-------- Extracted entries --------

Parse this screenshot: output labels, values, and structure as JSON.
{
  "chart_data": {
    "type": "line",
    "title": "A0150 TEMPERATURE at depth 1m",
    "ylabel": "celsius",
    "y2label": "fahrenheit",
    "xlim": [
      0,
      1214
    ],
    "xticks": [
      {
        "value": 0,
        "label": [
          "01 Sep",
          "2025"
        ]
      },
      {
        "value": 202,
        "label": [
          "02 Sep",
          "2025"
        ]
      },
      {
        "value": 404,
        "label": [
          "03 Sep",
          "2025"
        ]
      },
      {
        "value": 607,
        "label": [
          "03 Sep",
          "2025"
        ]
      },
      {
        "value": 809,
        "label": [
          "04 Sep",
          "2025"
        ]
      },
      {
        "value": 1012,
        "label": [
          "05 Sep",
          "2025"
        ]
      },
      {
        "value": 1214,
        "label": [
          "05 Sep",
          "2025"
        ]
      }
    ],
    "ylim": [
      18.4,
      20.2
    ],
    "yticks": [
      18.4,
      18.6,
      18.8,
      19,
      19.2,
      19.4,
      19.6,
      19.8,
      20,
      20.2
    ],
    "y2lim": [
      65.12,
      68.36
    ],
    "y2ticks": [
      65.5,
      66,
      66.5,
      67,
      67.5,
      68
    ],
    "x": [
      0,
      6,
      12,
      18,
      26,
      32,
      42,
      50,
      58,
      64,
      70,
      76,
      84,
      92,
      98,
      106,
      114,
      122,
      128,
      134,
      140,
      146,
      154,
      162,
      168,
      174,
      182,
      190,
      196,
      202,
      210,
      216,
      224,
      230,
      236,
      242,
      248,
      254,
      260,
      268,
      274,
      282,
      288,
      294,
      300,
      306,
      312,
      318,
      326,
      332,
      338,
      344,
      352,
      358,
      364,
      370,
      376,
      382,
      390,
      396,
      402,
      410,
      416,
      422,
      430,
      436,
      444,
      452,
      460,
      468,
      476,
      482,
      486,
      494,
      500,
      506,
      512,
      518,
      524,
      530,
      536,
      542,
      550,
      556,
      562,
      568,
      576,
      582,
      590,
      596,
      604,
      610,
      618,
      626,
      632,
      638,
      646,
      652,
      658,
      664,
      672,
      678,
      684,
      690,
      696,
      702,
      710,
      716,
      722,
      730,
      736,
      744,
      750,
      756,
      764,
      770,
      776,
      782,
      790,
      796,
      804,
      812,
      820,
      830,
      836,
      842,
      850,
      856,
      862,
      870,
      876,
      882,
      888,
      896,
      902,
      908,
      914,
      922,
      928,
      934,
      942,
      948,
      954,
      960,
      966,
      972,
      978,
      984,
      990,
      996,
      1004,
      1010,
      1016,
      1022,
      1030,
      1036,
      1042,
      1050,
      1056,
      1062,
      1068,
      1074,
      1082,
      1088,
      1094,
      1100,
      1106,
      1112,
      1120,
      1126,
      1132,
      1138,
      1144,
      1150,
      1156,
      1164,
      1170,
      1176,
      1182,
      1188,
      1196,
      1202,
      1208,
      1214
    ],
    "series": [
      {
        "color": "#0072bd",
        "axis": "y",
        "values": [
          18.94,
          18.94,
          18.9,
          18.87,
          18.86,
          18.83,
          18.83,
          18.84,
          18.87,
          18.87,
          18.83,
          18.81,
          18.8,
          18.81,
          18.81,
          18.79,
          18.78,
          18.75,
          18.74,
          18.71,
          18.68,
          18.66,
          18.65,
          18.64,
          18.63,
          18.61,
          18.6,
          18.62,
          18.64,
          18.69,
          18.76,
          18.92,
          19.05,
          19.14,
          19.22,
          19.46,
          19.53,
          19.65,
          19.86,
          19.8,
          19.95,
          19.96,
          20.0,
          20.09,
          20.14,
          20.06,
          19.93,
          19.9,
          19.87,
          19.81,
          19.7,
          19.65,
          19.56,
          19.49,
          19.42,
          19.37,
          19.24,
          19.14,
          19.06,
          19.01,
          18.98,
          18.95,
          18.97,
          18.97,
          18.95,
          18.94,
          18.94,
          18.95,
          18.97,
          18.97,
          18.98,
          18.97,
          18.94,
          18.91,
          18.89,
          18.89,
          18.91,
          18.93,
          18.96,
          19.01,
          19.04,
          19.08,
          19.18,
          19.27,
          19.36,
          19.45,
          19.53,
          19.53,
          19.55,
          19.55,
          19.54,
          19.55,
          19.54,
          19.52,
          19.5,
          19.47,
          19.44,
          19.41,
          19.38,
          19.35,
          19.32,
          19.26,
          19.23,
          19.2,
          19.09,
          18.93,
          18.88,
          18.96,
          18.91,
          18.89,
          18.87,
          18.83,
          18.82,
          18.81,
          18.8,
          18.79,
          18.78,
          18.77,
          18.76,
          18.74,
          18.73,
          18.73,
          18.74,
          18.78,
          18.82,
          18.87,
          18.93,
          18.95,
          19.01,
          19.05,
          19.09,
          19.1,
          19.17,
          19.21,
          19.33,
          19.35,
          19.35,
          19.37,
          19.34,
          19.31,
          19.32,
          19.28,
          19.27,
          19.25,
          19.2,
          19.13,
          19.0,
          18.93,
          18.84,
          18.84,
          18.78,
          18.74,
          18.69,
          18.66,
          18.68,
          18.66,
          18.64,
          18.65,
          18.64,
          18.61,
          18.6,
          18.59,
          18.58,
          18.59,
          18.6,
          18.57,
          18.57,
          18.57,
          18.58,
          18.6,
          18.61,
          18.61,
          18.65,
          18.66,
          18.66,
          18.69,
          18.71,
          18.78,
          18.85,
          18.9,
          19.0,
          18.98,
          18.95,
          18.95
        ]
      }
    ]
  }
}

--------

**Exercise task**
Transcribe the material exactly as it reads.

**Answer to the task**
Parse this screenshot: output labels, values, and structure as JSON.
{
  "chart_data": {
    "type": "line",
    "title": "A0150 TEMPERATURE at depth 1m",
    "ylabel": "celsius",
    "y2label": "fahrenheit",
    "xlim": [
      0,
      1214
    ],
    "xticks": [
      {
        "value": 0,
        "label": [
          "01 Sep",
          "2025"
        ]
      },
      {
        "value": 202,
        "label": [
          "02 Sep",
          "2025"
        ]
      },
      {
        "value": 404,
        "label": [
          "03 Sep",
          "2025"
        ]
      },
      {
        "value": 607,
        "label": [
          "03 Sep",
          "2025"
        ]
      },
      {
        "value": 809,
        "label": [
          "04 Sep",
          "2025"
        ]
      },
      {
        "value": 1012,
        "label": [
          "05 Sep",
          "2025"
        ]
      },
      {
        "value": 1214,
        "label": [
          "05 Sep",
          "2025"
        ]
      }
    ],
    "ylim": [
      18.4,
      20.2
    ],
    "yticks": [
      18.4,
      18.6,
      18.8,
      19,
      19.2,
      19.4,
      19.6,
      19.8,
      20,
      20.2
    ],
    "y2lim": [
      65.12,
      68.36
    ],
    "y2ticks": [
      65.5,
      66,
      66.5,
      67,
      67.5,
      68
    ],
    "x": [
      0,
      6,
      12,
      18,
      26,
      32,
      42,
      50,
      58,
      64,
      70,
      76,
      84,
      92,
      98,
      106,
      114,
      122,
      128,
      134,
      140,
      146,
      154,
      162,
      168,
      174,
      182,
      190,
      196,
      202,
      210,
      216,
      224,
      230,
      236,
      242,
      248,
      254,
      260,
      268,
      274,
      282,
      288,
      294,
      300,
      306,
      312,
      318,
      326,
      332,
      338,
      344,
      352,
      358,
      364,
      370,
      376,
      382,
      390,
      396,
      402,
      410,
      416,
      422,
      430,
      436,
      444,
      452,
      460,
      468,
      476,
      482,
      486,
      494,
      500,
      506,
      512,
      518,
      524,
      530,
      536,
      542,
      550,
      556,
      562,
      568,
      576,
      582,
      590,
      596,
      604,
      610,
      618,
      626,
      632,
      638,
      646,
      652,
      658,
      664,
      672,
      678,
      684,
      690,
      696,
      702,
      710,
      716,
      722,
      730,
      736,
      744,
      750,
      756,
      764,
      770,
      776,
      782,
      790,
      796,
      804,
      812,
      820,
      830,
      836,
      842,
      850,
      856,
      862,
      870,
      876,
      882,
      888,
      896,
      902,
      908,
      914,
      922,
      928,
      934,
      942,
      948,
      954,
      960,
      966,
      972,
      978,
      984,
      990,
      996,
      1004,
      1010,
      1016,
      1022,
      1030,
      1036,
      1042,
      1050,
      1056,
      1062,
      1068,
      1074,
      1082,
      1088,
      1094,
      1100,
      1106,
      1112,
      1120,
      1126,
      1132,
      1138,
      1144,
      1150,
      1156,
      1164,
      1170,
      1176,
      1182,
      1188,
      1196,
      1202,
      1208,
      1214
    ],
    "series": [
      {
        "color": "#0072bd",
        "axis": "y",
        "values": [
          18.94,
          18.94,
          18.9,
          18.87,
          18.86,
          18.83,
          18.83,
          18.84,
          18.87,
          18.87,
          18.83,
          18.81,
          18.8,
          18.81,
          18.81,
          18.79,
          18.78,
          18.75,
          18.74,
          18.71,
          18.68,
          18.66,
          18.65,
          18.64,
          18.63,
          18.61,
          18.6,
          18.62,
          18.64,
          18.69,
          18.76,
          18.92,
          19.05,
          19.14,
          19.22,
          19.46,
          19.53,
          19.65,
          19.86,
          19.8,
          19.95,
          19.96,
          20.0,
          20.09,
          20.14,
          20.06,
          19.93,
          19.9,
          19.87,
          19.81,
          19.7,
          19.65,
          19.56,
          19.49,
          19.42,
          19.37,
          19.24,
          19.14,
          19.06,
          19.01,
          18.98,
          18.95,
          18.97,
          18.97,
          18.95,
          18.94,
          18.94,
          18.95,
          18.97,
          18.97,
          18.98,
          18.97,
          18.94,
          18.91,
          18.89,
          18.89,
          18.91,
          18.93,
          18.96,
          19.01,
          19.04,
          19.08,
          19.18,
          19.27,
          19.36,
          19.45,
          19.53,
          19.53,
          19.55,
          19.55,
          19.54,
          19.55,
          19.54,
          19.52,
          19.5,
          19.47,
          19.44,
          19.41,
          19.38,
          19.35,
          19.32,
          19.26,
          19.23,
          19.2,
          19.09,
          18.93,
          18.88,
          18.96,
          18.91,
          18.89,
          18.87,
          18.83,
          18.82,
          18.81,
          18.8,
          18.79,
          18.78,
          18.77,
          18.76,
          18.74,
          18.73,
          18.73,
          18.74,
          18.78,
          18.82,
          18.87,
          18.93,
          18.95,
          19.01,
          19.05,
          19.09,
          19.1,
          19.17,
          19.21,
          19.33,
          19.35,
          19.35,
          19.37,
          19.34,
          19.31,
          19.32,
          19.28,
          19.27,
          19.25,
          19.2,
          19.13,
          19.0,
          18.93,
          18.84,
          18.84,
          18.78,
          18.74,
          18.69,
          18.66,
          18.68,
          18.66,
          18.64,
          18.65,
          18.64,
          18.61,
          18.6,
          18.59,
          18.58,
          18.59,
          18.6,
          18.57,
          18.57,
          18.57,
          18.58,
          18.6,
          18.61,
          18.61,
          18.65,
          18.66,
          18.66,
          18.69,
          18.71,
          18.78,
          18.85,
          18.9,
          19.0,
          18.98,
          18.95,
          18.95
        ]
      }
    ]
  }
}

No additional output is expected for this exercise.